→ Exercise goal
Render the material again word for word, skipping the pictures in it.

[Some records]
## BEGIN

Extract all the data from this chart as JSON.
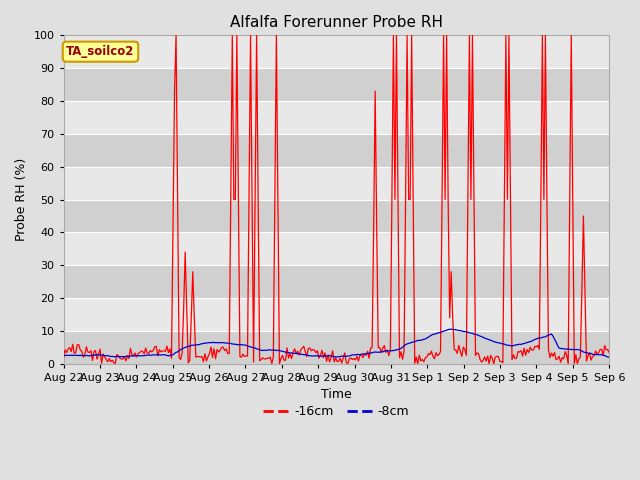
{
  "title": "Alfalfa Forerunner Probe RH",
  "xlabel": "Time",
  "ylabel": "Probe RH (%)",
  "ylim": [
    0,
    100
  ],
  "fig_bg_color": "#e0e0e0",
  "plot_bg_color": "#e8e8e8",
  "band_dark": "#d0d0d0",
  "band_light": "#e8e8e8",
  "grid_color": "#ffffff",
  "annotation_text": "TA_soilco2",
  "annotation_bg": "#ffff99",
  "annotation_border": "#cc9900",
  "annotation_text_color": "#990000",
  "legend_red_label": "-16cm",
  "legend_blue_label": "-8cm",
  "red_color": "#ff0000",
  "blue_color": "#0000cc",
  "tick_labels": [
    "Aug 22",
    "Aug 23",
    "Aug 24",
    "Aug 25",
    "Aug 26",
    "Aug 27",
    "Aug 28",
    "Aug 29",
    "Aug 30",
    "Aug 31",
    "Sep 1",
    "Sep 2",
    "Sep 3",
    "Sep 4",
    "Sep 5",
    "Sep 6"
  ]
}
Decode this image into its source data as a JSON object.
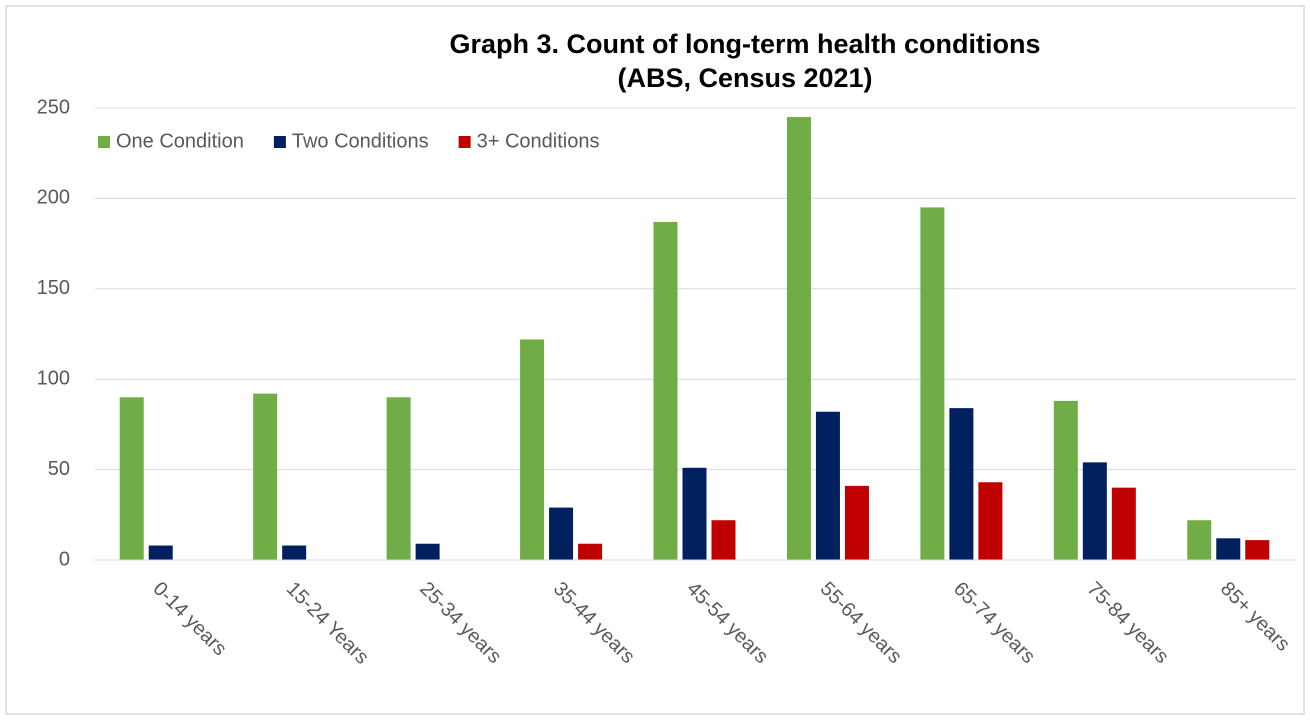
{
  "chart_data": {
    "type": "bar",
    "title": [
      "Graph 3. Count of long-term health conditions",
      "(ABS, Census 2021)"
    ],
    "categories": [
      "0-14 years",
      "15-24 Years",
      "25-34 years",
      "35-44 years",
      "45-54 years",
      "55-64 years",
      "65-74 years",
      "75-84 years",
      "85+ years"
    ],
    "series": [
      {
        "name": "One Condition",
        "color": "#70ad47",
        "values": [
          90,
          92,
          90,
          122,
          187,
          245,
          195,
          88,
          22
        ]
      },
      {
        "name": "Two Conditions",
        "color": "#002060",
        "values": [
          8,
          8,
          9,
          29,
          51,
          82,
          84,
          54,
          12
        ]
      },
      {
        "name": "3+ Conditions",
        "color": "#c00000",
        "values": [
          0,
          0,
          0,
          9,
          22,
          41,
          43,
          40,
          11
        ]
      }
    ],
    "ylim": [
      0,
      250
    ],
    "yticks": [
      0,
      50,
      100,
      150,
      200,
      250
    ],
    "grid": true,
    "legend": "top-left"
  }
}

## END

→ Reply
Extract all the data from this chart as JSON.
{
  "title": "Alfalfa Forerunner Probe RH",
  "xlabel": "Time",
  "ylabel": "Probe RH (%)",
  "ylim": [
    0,
    100
  ],
  "fig_bg_color": "#e0e0e0",
  "plot_bg_color": "#e8e8e8",
  "band_dark": "#d0d0d0",
  "band_light": "#e8e8e8",
  "grid_color": "#ffffff",
  "annotation_text": "TA_soilco2",
  "annotation_bg": "#ffff99",
  "annotation_border": "#cc9900",
  "annotation_text_color": "#990000",
  "legend_red_label": "-16cm",
  "legend_blue_label": "-8cm",
  "red_color": "#ff0000",
  "blue_color": "#0000cc",
  "tick_labels": [
    "Aug 22",
    "Aug 23",
    "Aug 24",
    "Aug 25",
    "Aug 26",
    "Aug 27",
    "Aug 28",
    "Aug 29",
    "Aug 30",
    "Aug 31",
    "Sep 1",
    "Sep 2",
    "Sep 3",
    "Sep 4",
    "Sep 5",
    "Sep 6"
  ]
}
Decode this image into its source data as a JSON object.
{
  "chart_data": {
    "type": "bar",
    "title": [
      "Graph 3. Count of long-term health conditions",
      "(ABS, Census 2021)"
    ],
    "categories": [
      "0-14 years",
      "15-24 Years",
      "25-34 years",
      "35-44 years",
      "45-54 years",
      "55-64 years",
      "65-74 years",
      "75-84 years",
      "85+ years"
    ],
    "series": [
      {
        "name": "One Condition",
        "color": "#70ad47",
        "values": [
          90,
          92,
          90,
          122,
          187,
          245,
          195,
          88,
          22
        ]
      },
      {
        "name": "Two Conditions",
        "color": "#002060",
        "values": [
          8,
          8,
          9,
          29,
          51,
          82,
          84,
          54,
          12
        ]
      },
      {
        "name": "3+ Conditions",
        "color": "#c00000",
        "values": [
          0,
          0,
          0,
          9,
          22,
          41,
          43,
          40,
          11
        ]
      }
    ],
    "ylim": [
      0,
      250
    ],
    "yticks": [
      0,
      50,
      100,
      150,
      200,
      250
    ],
    "grid": true,
    "legend": "top-left"
  }
}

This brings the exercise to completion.